• Exercise instructions
- a) In the market report below, at what level did the S&P 500 close?
- b) Do these statements agree with the market report below? (i) The ZEW confidence gauge rose from June to July. (ii) The Dow Jones Industrial Average closed higher. (iii) Yellen said the Fed would raise benchmark interest rates soon after ending its tapering.
- c) Duplicate the part of the market report below from "A data report" to "session at 4416.39.".

• Selected excerpt
****************

Although investors may have expected that European indices will end their trading in lower levels, given the indications at the open, the magnitude of the losses may not have been expected. Infact, European stocks were little unchanged at the open, after they had recorded their biggest jump in more than a week the previous day. Trading was also affected by the speech of Janet Yellen which was to come later on in the day.
A data report published yesterday also showed that German Investor Confidence fell in the month of July. The ZEW centre for European Economic Research published its report showing that the confidence gauge dropped from 29.8 in June to 28.2. This gauge aims to predict economic developments six months in advance.
US
US stocks followed in the tracks of European stocks also closing in negative territory. The Dow Jones Industrial Average was the only index to add to its open. The index closed 0.03% higher, taking its level to 17060.68. The S&P 500 index was marginally lower, closing at 1973.28, dropping 0.19%. The Nasdaq was affected the most in yesterday’s trading as it dropped 0.54% to end the session at 4416.39.
The US stocks were significantly affected by Janet Yellen comments in the afternoon. It was stated that some sectors within the economy had excessive valuations which were influenced by better-than-estimated bank earnings. Yellen also stated that the United States’ Federal Reserve must continue with its economic stimulus as “significant slack” remains in the labour market. To further her point, she also highlighted that inflation (as in all other major economies) is still below its target level set by the central bank. Positive retail sales data showed a broad increase in June. This may have helped the US economy rebound in the second quarter. Yellen added that the Fed will keep benchmark interest rates low for a considerable amount of time after ending its tapering exercise, even if it sees improvements in the economy and the job market. Meanwhile, the US Dollar saw increases in its valuation yesterday.

****************

• Available data
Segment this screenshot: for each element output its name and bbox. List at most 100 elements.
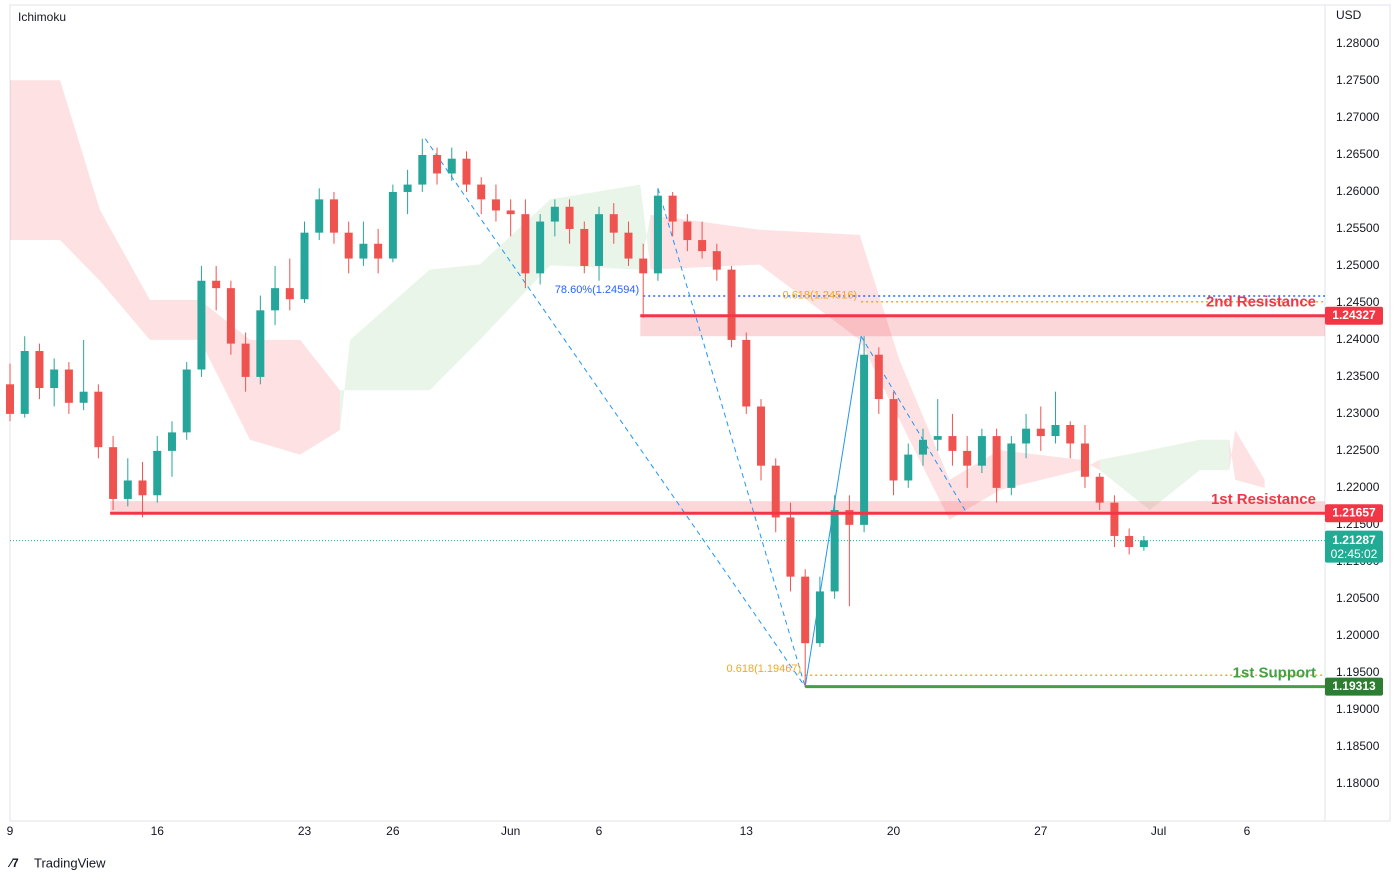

****************

• Solution set
- a) 1973.28, a drop of 0.19%.

- b)
(i) No: "the confidence gauge dropped from 29.8 in June to 28.2"
(ii) Yes: "The index closed 0.03% higher, taking its level to 17060.68."
(iii) No: "the Fed will keep benchmark interest rates low for a considerable amount of time after ending its tapering exercise"

- c)
A data report published yesterday also showed that German Investor Confidence fell in the month of July. The ZEW centre for European Economic Research published its report showing that the confidence gauge dropped from 29.8 in June to 28.2. This gauge aims to predict economic developments six months in advance.
US
US stocks followed in the tracks of European stocks also closing in negative territory. The Dow Jones Industrial Average was the only index to add to its open. The index closed 0.03% higher, taking its level to 17060.68. The S&P 500 index was marginally lower, closing at 1973.28, dropping 0.19%. The Nasdaq was affected the most in yesterday’s trading as it dropped 0.54% to end the session at 4416.39.